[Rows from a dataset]
::::::::::

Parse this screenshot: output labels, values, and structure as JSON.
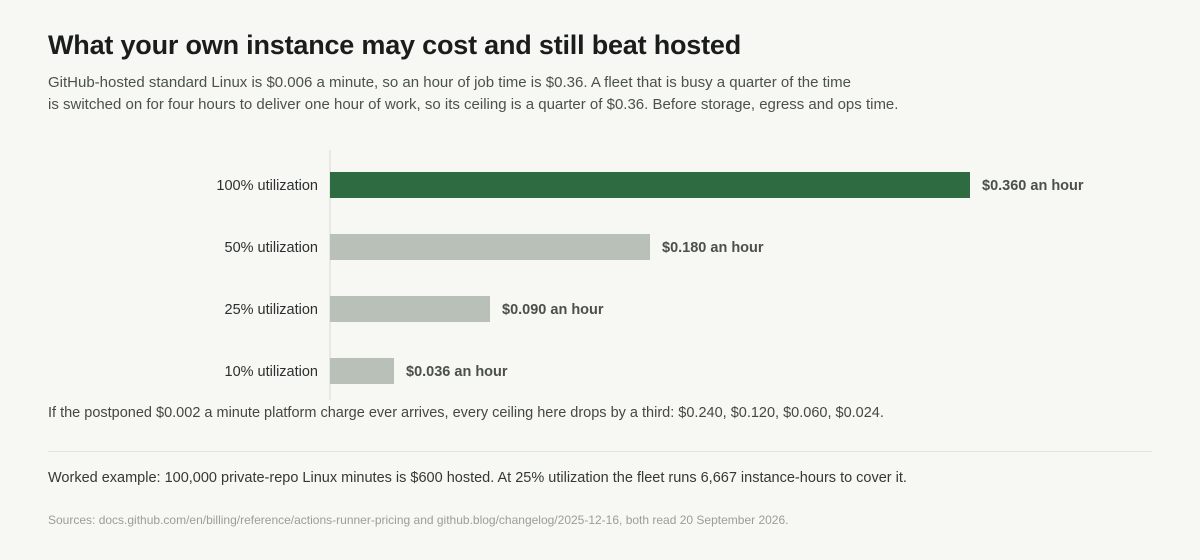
{
  "title": "What your own instance may cost and still beat hosted",
  "subtitle_lines": [
    "GitHub-hosted standard Linux is $0.006 a minute, so an hour of job time is $0.36. A fleet that is busy a quarter of the time",
    "is switched on for four hours to deliver one hour of work, so its ceiling is a quarter of $0.36. Before storage, egress and ops time."
  ],
  "chart_data": {
    "type": "bar",
    "orientation": "horizontal",
    "categories": [
      "100% utilization",
      "50% utilization",
      "25% utilization",
      "10% utilization"
    ],
    "values": [
      0.36,
      0.18,
      0.09,
      0.036
    ],
    "value_labels": [
      "$0.360 an hour",
      "$0.180 an hour",
      "$0.090 an hour",
      "$0.036 an hour"
    ],
    "highlight_index": 0,
    "xlim": [
      0,
      0.36
    ],
    "grid": false,
    "colors": {
      "highlight": "#2e6b40",
      "default": "#b9c0b7",
      "axis": "#dedfd9"
    }
  },
  "footnote": "If the postponed $0.002 a minute platform charge ever arrives, every ceiling here drops by a third: $0.240, $0.120, $0.060, $0.024.",
  "example": "Worked example: 100,000 private-repo Linux minutes is $600 hosted. At 25% utilization the fleet runs 6,667 instance-hours to cover it.",
  "sources": "Sources: docs.github.com/en/billing/reference/actions-runner-pricing and github.blog/changelog/2025-12-16, both read 20 September 2026."
}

::::::::::

Go through the listing above and list every line that has the word "utilization".

▶ Solution for this problem:
      "100% utilization",
      "50% utilization",
      "25% utilization",
      "10% utilization"
  "example": "Worked example: 100,000 private-repo Linux minutes is $600 hosted. At 25% utilization the fleet runs 6,667 instance-hours to cover it.",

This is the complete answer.